Copy out all of the data exactly as it appears.

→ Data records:
__________
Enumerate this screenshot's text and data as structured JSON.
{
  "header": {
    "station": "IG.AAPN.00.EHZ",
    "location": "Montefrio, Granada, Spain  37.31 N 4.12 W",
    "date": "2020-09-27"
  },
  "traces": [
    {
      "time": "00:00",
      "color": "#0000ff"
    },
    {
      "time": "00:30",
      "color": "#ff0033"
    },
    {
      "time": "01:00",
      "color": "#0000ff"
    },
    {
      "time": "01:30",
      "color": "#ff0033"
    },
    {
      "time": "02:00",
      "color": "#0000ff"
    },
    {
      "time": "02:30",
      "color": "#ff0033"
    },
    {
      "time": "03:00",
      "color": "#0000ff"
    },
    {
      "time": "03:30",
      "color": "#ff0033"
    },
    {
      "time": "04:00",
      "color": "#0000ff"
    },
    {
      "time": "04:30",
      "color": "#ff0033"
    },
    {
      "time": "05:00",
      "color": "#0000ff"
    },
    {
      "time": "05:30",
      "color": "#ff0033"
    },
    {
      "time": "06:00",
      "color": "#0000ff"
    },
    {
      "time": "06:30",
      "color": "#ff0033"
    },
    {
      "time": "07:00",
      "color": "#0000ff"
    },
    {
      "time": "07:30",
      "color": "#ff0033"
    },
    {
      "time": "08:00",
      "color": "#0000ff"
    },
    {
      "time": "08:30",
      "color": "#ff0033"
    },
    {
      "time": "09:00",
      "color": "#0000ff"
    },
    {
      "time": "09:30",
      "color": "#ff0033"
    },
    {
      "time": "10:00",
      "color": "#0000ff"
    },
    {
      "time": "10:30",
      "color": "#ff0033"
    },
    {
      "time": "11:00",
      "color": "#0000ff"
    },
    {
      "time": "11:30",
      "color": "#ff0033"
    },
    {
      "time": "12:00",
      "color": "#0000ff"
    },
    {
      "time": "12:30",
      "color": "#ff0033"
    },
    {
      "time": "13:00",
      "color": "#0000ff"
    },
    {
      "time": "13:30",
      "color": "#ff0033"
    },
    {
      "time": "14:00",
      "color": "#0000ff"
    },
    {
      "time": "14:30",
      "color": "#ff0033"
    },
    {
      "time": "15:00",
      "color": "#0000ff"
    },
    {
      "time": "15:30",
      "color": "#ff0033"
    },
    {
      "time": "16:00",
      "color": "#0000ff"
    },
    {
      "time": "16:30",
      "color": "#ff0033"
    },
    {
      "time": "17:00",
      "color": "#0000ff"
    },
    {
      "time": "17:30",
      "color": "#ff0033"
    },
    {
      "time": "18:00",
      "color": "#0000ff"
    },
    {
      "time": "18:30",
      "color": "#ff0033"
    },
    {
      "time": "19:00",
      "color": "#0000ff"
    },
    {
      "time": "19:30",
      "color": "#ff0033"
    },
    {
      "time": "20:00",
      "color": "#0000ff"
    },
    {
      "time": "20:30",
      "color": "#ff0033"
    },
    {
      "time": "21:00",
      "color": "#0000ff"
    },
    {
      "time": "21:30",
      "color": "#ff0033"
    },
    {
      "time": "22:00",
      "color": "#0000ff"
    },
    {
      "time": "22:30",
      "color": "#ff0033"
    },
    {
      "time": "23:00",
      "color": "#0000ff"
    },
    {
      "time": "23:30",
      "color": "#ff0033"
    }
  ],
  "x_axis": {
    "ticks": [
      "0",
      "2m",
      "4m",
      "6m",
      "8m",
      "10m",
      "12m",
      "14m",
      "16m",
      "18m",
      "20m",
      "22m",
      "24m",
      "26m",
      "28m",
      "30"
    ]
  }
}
__________
→ Reply:
Enumerate this screenshot's text and data as structured JSON.
{
  "header": {
    "station": "IG.AAPN.00.EHZ",
    "location": "Montefrio, Granada, Spain  37.31 N 4.12 W",
    "date": "2020-09-27"
  },
  "traces": [
    {
      "time": "00:00",
      "color": "#0000ff"
    },
    {
      "time": "00:30",
      "color": "#ff0033"
    },
    {
      "time": "01:00",
      "color": "#0000ff"
    },
    {
      "time": "01:30",
      "color": "#ff0033"
    },
    {
      "time": "02:00",
      "color": "#0000ff"
    },
    {
      "time": "02:30",
      "color": "#ff0033"
    },
    {
      "time": "03:00",
      "color": "#0000ff"
    },
    {
      "time": "03:30",
      "color": "#ff0033"
    },
    {
      "time": "04:00",
      "color": "#0000ff"
    },
    {
      "time": "04:30",
      "color": "#ff0033"
    },
    {
      "time": "05:00",
      "color": "#0000ff"
    },
    {
      "time": "05:30",
      "color": "#ff0033"
    },
    {
      "time": "06:00",
      "color": "#0000ff"
    },
    {
      "time": "06:30",
      "color": "#ff0033"
    },
    {
      "time": "07:00",
      "color": "#0000ff"
    },
    {
      "time": "07:30",
      "color": "#ff0033"
    },
    {
      "time": "08:00",
      "color": "#0000ff"
    },
    {
      "time": "08:30",
      "color": "#ff0033"
    },
    {
      "time": "09:00",
      "color": "#0000ff"
    },
    {
      "time": "09:30",
      "color": "#ff0033"
    },
    {
      "time": "10:00",
      "color": "#0000ff"
    },
    {
      "time": "10:30",
      "color": "#ff0033"
    },
    {
      "time": "11:00",
      "color": "#0000ff"
    },
    {
      "time": "11:30",
      "color": "#ff0033"
    },
    {
      "time": "12:00",
      "color": "#0000ff"
    },
    {
      "time": "12:30",
      "color": "#ff0033"
    },
    {
      "time": "13:00",
      "color": "#0000ff"
    },
    {
      "time": "13:30",
      "color": "#ff0033"
    },
    {
      "time": "14:00",
      "color": "#0000ff"
    },
    {
      "time": "14:30",
      "color": "#ff0033"
    },
    {
      "time": "15:00",
      "color": "#0000ff"
    },
    {
      "time": "15:30",
      "color": "#ff0033"
    },
    {
      "time": "16:00",
      "color": "#0000ff"
    },
    {
      "time": "16:30",
      "color": "#ff0033"
    },
    {
      "time": "17:00",
      "color": "#0000ff"
    },
    {
      "time": "17:30",
      "color": "#ff0033"
    },
    {
      "time": "18:00",
      "color": "#0000ff"
    },
    {
      "time": "18:30",
      "color": "#ff0033"
    },
    {
      "time": "19:00",
      "color": "#0000ff"
    },
    {
      "time": "19:30",
      "color": "#ff0033"
    },
    {
      "time": "20:00",
      "color": "#0000ff"
    },
    {
      "time": "20:30",
      "color": "#ff0033"
    },
    {
      "time": "21:00",
      "color": "#0000ff"
    },
    {
      "time": "21:30",
      "color": "#ff0033"
    },
    {
      "time": "22:00",
      "color": "#0000ff"
    },
    {
      "time": "22:30",
      "color": "#ff0033"
    },
    {
      "time": "23:00",
      "color": "#0000ff"
    },
    {
      "time": "23:30",
      "color": "#ff0033"
    }
  ],
  "x_axis": {
    "ticks": [
      "0",
      "2m",
      "4m",
      "6m",
      "8m",
      "10m",
      "12m",
      "14m",
      "16m",
      "18m",
      "20m",
      "22m",
      "24m",
      "26m",
      "28m",
      "30"
    ]
  }
}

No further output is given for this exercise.